──────── 本文

第23回 人間を把握する(5)
2018.04.24 山岡 俊樹 先生
我々の行動はそれを制約する存在によって影響される。この制約を知ることにより、我々の行動を構造的に把握することができる。この制約は道徳、宗教や社会の規範、あるいは物理的なものなどがあり、様々な視点から観察することができる。
今年4月に発売された野口悠紀雄著『「産業革命以前」の未来へ』、NHK出版新書で、新しい時代には企業の新陳代謝が必要で、我が国で起業が少ないのは社会の制度にあると看破している。特に、失敗したときの救済策がない。つまり、規制が多く、新しいことをやろうにもサポート体制が弱く、何もできないという状況を指摘している。
規則があるのは、その必然性があるためで、規制される方は大変だが、規制する方は基準があるので、それに従えばよい。単純な規制でも、場合によっては、時間が経過すると詳細な規制が追加され複雑化し、形式主義が形成されてゆく。法律や社内規則などは、時間が経過すると現状とそぐわなくなり、様々な軋轢や不便さを生じさせる。そのような状況を排除するには、我々の行動を制限させる規制を順次変えてゆく必要がある。
例えば、我々の身近な教育に関して、平等主義という形式主義があるようで、高校を2年で終えて大学受験したという例は一部あるが、飛び級に関して、あまり聞いたことがない。大学の方でも、一部あるが、ほとんどの学生は4年間で学業を終えている。能力ある学生は、このような縛りを無くし、早く社会に出て活躍してもらっても良いと思う。

────────────────
──────── 対象の一覧

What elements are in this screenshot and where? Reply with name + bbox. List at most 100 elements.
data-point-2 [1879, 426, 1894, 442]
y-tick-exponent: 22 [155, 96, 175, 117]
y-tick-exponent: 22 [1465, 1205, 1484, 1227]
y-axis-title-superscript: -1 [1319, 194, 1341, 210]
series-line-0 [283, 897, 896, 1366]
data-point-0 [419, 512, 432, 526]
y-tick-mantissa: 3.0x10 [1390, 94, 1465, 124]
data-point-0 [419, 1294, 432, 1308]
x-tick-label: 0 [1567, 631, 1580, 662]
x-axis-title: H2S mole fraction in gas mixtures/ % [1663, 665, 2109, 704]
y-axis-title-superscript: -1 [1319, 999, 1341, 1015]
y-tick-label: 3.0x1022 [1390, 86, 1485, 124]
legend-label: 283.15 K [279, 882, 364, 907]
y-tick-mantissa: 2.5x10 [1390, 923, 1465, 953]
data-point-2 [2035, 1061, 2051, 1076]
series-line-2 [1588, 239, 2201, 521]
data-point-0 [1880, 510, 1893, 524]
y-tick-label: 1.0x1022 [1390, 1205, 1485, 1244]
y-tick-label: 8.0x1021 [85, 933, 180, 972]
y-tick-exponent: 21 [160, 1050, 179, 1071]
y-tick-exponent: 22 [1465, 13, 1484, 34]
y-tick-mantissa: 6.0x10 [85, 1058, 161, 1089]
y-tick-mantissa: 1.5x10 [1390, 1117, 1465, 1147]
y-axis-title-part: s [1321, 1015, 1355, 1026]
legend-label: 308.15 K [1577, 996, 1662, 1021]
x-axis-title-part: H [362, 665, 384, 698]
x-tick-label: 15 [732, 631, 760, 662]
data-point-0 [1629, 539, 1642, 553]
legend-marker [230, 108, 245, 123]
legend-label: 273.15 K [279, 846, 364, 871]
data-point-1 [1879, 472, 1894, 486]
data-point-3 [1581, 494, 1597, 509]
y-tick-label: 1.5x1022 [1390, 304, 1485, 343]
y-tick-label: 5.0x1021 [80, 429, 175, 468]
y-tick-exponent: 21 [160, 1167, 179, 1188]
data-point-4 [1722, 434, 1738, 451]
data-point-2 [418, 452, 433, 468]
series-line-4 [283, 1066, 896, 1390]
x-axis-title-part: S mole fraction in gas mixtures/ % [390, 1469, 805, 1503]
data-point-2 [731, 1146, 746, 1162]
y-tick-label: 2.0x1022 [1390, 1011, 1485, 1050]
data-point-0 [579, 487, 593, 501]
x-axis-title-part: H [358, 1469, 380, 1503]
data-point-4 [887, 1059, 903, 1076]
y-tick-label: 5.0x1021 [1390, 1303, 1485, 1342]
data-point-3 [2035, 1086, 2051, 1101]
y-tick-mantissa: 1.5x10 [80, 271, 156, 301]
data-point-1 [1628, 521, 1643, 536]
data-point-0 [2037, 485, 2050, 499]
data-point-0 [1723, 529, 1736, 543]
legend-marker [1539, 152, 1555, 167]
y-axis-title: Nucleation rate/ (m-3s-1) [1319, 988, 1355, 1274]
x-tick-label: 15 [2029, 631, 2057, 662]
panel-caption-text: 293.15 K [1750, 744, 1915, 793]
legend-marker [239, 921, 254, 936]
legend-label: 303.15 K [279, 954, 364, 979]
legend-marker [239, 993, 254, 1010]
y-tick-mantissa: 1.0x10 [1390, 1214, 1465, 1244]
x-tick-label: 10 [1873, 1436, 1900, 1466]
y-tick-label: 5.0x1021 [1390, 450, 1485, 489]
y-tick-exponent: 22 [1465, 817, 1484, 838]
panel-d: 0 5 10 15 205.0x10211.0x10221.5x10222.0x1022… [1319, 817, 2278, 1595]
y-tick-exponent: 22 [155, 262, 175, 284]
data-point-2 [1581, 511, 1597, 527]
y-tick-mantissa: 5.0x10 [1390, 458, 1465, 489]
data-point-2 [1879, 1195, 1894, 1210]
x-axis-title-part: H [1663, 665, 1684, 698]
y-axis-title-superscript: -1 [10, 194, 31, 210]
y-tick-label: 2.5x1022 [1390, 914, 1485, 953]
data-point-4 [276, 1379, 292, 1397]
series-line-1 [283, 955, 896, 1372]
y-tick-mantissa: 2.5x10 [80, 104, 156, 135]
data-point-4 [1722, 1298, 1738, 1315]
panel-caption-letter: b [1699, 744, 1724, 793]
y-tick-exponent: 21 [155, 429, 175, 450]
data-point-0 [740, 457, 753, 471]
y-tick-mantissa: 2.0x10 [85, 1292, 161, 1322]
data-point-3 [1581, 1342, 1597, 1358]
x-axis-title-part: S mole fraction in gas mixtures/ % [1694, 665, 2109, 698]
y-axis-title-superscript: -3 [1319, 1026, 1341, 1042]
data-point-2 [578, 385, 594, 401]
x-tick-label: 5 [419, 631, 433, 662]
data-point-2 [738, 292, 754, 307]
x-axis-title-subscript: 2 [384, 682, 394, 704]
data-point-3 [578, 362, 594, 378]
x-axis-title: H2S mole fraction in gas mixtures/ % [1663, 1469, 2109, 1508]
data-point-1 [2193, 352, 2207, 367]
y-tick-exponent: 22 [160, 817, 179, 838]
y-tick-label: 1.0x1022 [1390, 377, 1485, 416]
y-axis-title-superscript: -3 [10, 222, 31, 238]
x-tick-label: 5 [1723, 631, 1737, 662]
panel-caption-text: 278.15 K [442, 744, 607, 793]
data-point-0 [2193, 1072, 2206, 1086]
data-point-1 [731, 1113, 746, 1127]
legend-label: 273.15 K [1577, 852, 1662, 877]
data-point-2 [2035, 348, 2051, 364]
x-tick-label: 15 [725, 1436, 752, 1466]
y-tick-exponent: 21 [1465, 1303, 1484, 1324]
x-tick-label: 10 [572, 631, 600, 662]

────────────────

=== 作業内容 ===
本文の「例えば、我々の身近な教育に関」から「躍してもらっても良いと思う。」までの部分を、「飛び級」を「早期卒業」に置き換えて書き直してください。

=== 解答 ===
例えば、我々の身近な教育に関して、平等主義という形式主義があるようで、高校を2年で終えて大学受験したという例は一部あるが、早期卒業に関して、あまり聞いたことがない。大学の方でも、一部あるが、ほとんどの学生は4年間で学業を終えている。能力ある学生は、このような縛りを無くし、早く社会に出て活躍してもらっても良いと思う。